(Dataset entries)
-------------------------
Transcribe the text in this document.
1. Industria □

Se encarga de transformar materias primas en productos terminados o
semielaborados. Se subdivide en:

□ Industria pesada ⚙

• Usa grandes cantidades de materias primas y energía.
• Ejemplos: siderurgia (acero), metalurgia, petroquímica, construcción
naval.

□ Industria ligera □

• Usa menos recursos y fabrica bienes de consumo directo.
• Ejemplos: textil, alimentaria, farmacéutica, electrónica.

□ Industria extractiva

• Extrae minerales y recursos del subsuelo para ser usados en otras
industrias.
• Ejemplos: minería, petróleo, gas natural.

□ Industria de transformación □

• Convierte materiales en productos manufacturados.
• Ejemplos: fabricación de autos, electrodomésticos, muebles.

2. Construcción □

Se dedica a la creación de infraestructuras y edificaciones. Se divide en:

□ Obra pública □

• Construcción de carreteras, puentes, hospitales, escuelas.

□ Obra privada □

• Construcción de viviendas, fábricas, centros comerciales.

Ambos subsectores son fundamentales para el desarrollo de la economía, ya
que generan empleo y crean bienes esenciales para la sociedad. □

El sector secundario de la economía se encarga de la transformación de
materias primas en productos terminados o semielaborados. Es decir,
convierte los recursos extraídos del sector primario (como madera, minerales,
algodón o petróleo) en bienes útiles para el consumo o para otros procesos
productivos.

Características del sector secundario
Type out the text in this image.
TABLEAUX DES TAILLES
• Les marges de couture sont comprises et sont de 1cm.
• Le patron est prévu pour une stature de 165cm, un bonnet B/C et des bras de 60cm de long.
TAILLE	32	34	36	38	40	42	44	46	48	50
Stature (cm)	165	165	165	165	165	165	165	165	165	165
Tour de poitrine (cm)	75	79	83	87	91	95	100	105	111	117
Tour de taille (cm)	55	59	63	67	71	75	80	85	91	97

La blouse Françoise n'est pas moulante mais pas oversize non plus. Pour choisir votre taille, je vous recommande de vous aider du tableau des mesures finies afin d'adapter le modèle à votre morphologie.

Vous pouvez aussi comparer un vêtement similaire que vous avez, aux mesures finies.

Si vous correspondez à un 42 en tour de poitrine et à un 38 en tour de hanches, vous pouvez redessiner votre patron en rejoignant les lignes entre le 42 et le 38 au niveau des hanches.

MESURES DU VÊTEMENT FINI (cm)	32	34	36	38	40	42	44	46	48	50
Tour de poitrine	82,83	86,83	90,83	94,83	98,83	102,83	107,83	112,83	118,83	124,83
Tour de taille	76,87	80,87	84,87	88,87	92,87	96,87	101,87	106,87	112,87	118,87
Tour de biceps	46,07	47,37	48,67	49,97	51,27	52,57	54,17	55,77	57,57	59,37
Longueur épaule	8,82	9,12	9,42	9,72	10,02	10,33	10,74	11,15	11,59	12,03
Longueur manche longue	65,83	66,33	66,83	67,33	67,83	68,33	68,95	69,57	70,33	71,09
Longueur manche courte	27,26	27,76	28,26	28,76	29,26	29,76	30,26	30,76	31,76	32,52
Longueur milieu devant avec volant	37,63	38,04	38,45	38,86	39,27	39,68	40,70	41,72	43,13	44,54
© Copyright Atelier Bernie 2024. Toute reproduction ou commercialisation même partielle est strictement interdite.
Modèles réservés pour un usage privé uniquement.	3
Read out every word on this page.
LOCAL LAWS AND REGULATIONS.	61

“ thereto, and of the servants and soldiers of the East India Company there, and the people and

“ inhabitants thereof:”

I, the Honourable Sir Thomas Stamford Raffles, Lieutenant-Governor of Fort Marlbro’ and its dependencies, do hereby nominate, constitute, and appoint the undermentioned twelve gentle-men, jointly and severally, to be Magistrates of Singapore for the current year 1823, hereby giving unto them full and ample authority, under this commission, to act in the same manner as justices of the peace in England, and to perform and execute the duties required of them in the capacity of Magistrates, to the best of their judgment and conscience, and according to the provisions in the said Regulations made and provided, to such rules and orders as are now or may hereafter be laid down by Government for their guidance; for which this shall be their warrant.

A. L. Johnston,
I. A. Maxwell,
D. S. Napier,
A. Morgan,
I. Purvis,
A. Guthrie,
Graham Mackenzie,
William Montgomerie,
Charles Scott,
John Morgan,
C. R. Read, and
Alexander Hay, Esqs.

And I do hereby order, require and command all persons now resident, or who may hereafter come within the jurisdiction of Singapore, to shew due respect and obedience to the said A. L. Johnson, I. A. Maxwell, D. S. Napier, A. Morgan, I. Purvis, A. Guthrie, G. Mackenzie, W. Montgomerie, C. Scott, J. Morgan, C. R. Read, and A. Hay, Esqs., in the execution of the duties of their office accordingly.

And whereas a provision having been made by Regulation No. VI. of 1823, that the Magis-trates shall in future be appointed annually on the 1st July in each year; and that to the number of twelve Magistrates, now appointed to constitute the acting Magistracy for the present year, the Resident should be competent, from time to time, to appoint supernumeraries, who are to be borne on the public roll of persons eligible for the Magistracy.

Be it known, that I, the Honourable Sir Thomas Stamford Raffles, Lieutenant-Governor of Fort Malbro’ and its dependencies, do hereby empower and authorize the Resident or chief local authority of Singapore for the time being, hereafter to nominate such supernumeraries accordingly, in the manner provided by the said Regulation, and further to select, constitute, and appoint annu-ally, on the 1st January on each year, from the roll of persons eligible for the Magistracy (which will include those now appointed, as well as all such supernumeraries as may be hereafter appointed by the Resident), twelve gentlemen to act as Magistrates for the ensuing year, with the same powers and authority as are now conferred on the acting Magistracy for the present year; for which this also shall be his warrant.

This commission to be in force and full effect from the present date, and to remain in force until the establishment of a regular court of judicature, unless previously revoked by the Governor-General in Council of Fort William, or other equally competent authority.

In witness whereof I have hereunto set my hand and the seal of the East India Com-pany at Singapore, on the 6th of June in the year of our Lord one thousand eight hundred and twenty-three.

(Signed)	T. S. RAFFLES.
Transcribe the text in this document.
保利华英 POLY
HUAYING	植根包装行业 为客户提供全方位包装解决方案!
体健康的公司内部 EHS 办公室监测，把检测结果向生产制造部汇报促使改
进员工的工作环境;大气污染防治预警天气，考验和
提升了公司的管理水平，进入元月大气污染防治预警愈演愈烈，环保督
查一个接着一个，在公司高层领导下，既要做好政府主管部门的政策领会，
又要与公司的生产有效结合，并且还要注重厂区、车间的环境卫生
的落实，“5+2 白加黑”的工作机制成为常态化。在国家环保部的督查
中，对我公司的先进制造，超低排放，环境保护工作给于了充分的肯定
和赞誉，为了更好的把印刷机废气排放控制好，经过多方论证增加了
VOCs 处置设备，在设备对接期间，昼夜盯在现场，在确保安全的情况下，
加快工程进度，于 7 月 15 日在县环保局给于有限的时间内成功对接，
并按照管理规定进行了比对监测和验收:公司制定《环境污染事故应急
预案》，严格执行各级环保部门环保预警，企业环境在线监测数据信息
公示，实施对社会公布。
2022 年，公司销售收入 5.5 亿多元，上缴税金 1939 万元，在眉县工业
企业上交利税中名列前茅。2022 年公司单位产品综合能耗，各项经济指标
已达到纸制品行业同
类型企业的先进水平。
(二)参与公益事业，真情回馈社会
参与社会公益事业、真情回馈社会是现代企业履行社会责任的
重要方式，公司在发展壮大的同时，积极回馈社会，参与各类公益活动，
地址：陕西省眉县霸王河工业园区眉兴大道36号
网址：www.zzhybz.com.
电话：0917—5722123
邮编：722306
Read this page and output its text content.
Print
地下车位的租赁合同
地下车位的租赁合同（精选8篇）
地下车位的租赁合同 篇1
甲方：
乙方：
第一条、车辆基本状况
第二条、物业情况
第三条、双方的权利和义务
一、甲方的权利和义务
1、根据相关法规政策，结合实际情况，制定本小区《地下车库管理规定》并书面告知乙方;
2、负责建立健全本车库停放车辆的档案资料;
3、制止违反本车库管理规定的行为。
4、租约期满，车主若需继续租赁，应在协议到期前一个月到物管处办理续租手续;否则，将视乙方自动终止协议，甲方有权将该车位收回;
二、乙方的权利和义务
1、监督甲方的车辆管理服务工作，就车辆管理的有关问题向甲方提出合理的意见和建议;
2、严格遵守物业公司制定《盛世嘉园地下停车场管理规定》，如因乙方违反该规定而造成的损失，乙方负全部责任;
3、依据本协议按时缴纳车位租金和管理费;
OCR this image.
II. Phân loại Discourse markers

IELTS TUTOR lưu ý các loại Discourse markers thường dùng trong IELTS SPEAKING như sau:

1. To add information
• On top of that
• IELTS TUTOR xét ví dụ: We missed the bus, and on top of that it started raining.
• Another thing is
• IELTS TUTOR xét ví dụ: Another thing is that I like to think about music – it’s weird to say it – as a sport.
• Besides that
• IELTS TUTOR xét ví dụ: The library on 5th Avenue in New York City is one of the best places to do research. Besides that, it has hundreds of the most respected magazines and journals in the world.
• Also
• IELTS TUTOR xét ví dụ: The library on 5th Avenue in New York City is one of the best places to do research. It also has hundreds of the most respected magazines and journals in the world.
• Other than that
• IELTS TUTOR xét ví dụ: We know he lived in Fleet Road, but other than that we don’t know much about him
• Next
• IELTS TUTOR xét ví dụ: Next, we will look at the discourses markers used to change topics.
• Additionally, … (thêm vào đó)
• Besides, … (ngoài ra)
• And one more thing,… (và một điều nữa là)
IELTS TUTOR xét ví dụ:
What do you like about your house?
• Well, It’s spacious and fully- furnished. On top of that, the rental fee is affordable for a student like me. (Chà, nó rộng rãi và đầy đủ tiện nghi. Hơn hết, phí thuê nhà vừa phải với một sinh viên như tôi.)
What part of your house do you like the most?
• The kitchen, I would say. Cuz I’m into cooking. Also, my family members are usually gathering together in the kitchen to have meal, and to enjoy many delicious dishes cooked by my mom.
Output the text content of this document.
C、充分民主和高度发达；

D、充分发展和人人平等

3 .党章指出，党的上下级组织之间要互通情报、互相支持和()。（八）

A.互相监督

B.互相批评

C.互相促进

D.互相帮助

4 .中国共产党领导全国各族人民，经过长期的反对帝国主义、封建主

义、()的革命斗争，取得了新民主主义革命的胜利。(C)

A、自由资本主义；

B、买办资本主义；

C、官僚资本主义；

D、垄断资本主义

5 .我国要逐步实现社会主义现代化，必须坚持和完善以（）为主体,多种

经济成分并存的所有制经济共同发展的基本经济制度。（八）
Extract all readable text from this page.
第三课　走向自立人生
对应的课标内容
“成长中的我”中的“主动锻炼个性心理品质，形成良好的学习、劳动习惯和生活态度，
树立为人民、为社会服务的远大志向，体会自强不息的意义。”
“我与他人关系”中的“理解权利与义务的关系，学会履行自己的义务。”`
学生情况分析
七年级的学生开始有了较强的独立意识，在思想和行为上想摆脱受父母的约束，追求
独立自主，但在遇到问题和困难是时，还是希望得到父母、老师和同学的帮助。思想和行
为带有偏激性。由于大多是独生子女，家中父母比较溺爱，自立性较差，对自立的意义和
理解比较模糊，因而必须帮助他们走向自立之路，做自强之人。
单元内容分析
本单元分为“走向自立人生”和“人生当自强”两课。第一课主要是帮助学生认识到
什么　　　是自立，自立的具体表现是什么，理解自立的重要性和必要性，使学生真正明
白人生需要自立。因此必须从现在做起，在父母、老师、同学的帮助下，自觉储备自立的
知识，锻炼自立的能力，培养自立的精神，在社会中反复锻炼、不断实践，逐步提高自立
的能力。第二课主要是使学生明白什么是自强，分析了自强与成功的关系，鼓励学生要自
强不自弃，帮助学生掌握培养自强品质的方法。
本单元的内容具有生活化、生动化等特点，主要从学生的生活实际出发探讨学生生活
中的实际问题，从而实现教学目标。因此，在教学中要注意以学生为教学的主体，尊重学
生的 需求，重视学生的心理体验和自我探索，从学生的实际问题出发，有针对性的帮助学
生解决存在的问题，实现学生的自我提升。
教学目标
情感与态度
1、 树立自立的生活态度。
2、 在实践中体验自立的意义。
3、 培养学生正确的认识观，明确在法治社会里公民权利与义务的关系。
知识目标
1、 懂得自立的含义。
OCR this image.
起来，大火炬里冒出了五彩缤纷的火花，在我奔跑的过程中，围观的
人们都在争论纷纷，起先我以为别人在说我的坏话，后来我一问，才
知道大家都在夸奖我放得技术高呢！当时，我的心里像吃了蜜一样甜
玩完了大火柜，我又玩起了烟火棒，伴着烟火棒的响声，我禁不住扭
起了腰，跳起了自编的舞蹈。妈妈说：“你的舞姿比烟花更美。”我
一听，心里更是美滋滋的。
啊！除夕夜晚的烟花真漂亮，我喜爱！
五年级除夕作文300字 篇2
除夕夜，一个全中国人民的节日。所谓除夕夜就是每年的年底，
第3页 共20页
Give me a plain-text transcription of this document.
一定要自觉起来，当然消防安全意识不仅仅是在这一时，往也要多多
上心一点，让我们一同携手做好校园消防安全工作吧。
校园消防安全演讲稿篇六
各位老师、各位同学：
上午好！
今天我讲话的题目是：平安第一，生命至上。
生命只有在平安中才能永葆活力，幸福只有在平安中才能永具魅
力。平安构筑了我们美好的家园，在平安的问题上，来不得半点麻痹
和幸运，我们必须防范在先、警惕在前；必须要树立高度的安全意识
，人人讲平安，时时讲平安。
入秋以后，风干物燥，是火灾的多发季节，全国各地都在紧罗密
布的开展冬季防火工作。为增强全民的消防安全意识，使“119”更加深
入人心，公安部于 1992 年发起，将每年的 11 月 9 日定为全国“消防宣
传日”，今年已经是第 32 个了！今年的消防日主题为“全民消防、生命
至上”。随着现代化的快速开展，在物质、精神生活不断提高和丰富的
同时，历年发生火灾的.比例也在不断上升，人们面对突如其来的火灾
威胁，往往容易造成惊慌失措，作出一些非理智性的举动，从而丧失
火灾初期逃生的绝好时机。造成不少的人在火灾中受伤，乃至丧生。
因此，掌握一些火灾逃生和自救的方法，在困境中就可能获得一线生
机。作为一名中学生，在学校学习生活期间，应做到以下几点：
-------------------------
● **REQUEST**
In the records above, find each line holding "bienes" and copy it.

● **EXERCISE SOLUTION**
• Usa menos recursos y fabrica bienes de consumo directo.
que generan empleo y crean bienes esenciales para la sociedad. □
algodón o petróleo) en bienes útiles para el consumo o para otros procesos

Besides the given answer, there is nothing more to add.